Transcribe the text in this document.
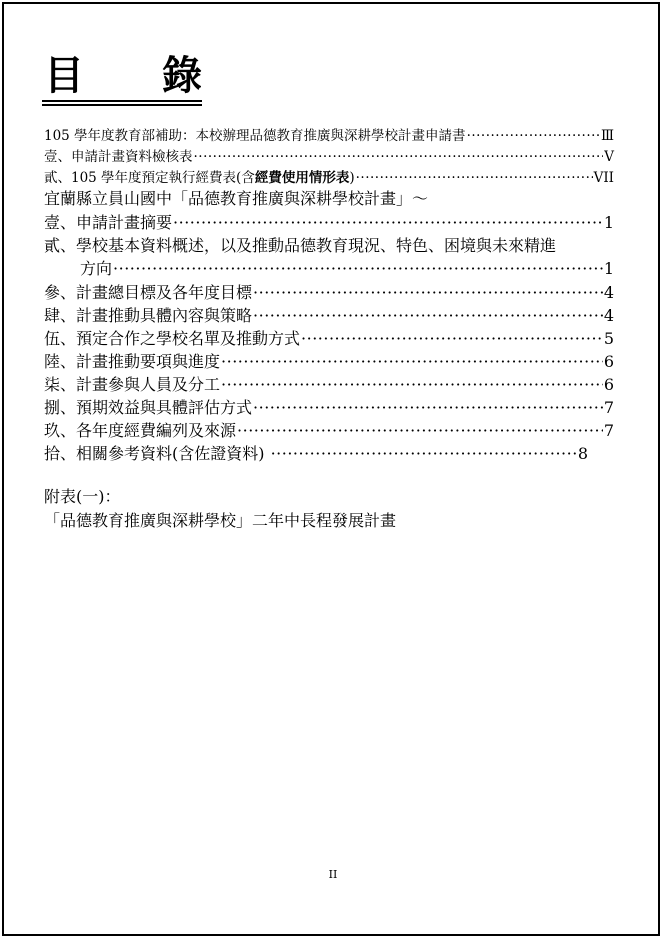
目 錄
105 學年度教育部補助：本校辦理品德教育推廣與深耕學校計畫申請書 ·····	Ⅲ
壹、申請計畫資料檢核表 ·····	V
貳、105 學年度預定執行經費表(含經費使用情形表) ·····	VII
宜蘭縣立員山國中「品德教育推廣與深耕學校計畫」～
壹、申請計畫摘要 ·····	1
貳、學校基本資料概述，以及推動品德教育現況、特色、困境與未來精進
方向 ·····	1
參、計畫總目標及各年度目標 ·····	4
肆、計畫推動具體內容與策略 ·····	4
伍、預定合作之學校名單及推動方式 ·····	5
陸、計畫推動要項與進度 ·····	6
柒、計畫參與人員及分工 ·····	6
捌、預期效益與具體評估方式 ·····	7
玖、各年度經費編列及來源 ·····	7
拾、相關參考資料(含佐證資料) ·····	8
附表(一)：
「品德教育推廣與深耕學校」二年中長程發展計畫
II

### Exercise objective
Give back all entries exactly. No pictures belong in the copy.

### Correct response
Transcribe the text in this document.
目 錄
105 學年度教育部補助：本校辦理品德教育推廣與深耕學校計畫申請書 ·····	Ⅲ
壹、申請計畫資料檢核表 ·····	V
貳、105 學年度預定執行經費表(含經費使用情形表) ·····	VII
宜蘭縣立員山國中「品德教育推廣與深耕學校計畫」～
壹、申請計畫摘要 ·····	1
貳、學校基本資料概述，以及推動品德教育現況、特色、困境與未來精進
方向 ·····	1
參、計畫總目標及各年度目標 ·····	4
肆、計畫推動具體內容與策略 ·····	4
伍、預定合作之學校名單及推動方式 ·····	5
陸、計畫推動要項與進度 ·····	6
柒、計畫參與人員及分工 ·····	6
捌、預期效益與具體評估方式 ·····	7
玖、各年度經費編列及來源 ·····	7
拾、相關參考資料(含佐證資料) ·····	8
附表(一)：
「品德教育推廣與深耕學校」二年中長程發展計畫
II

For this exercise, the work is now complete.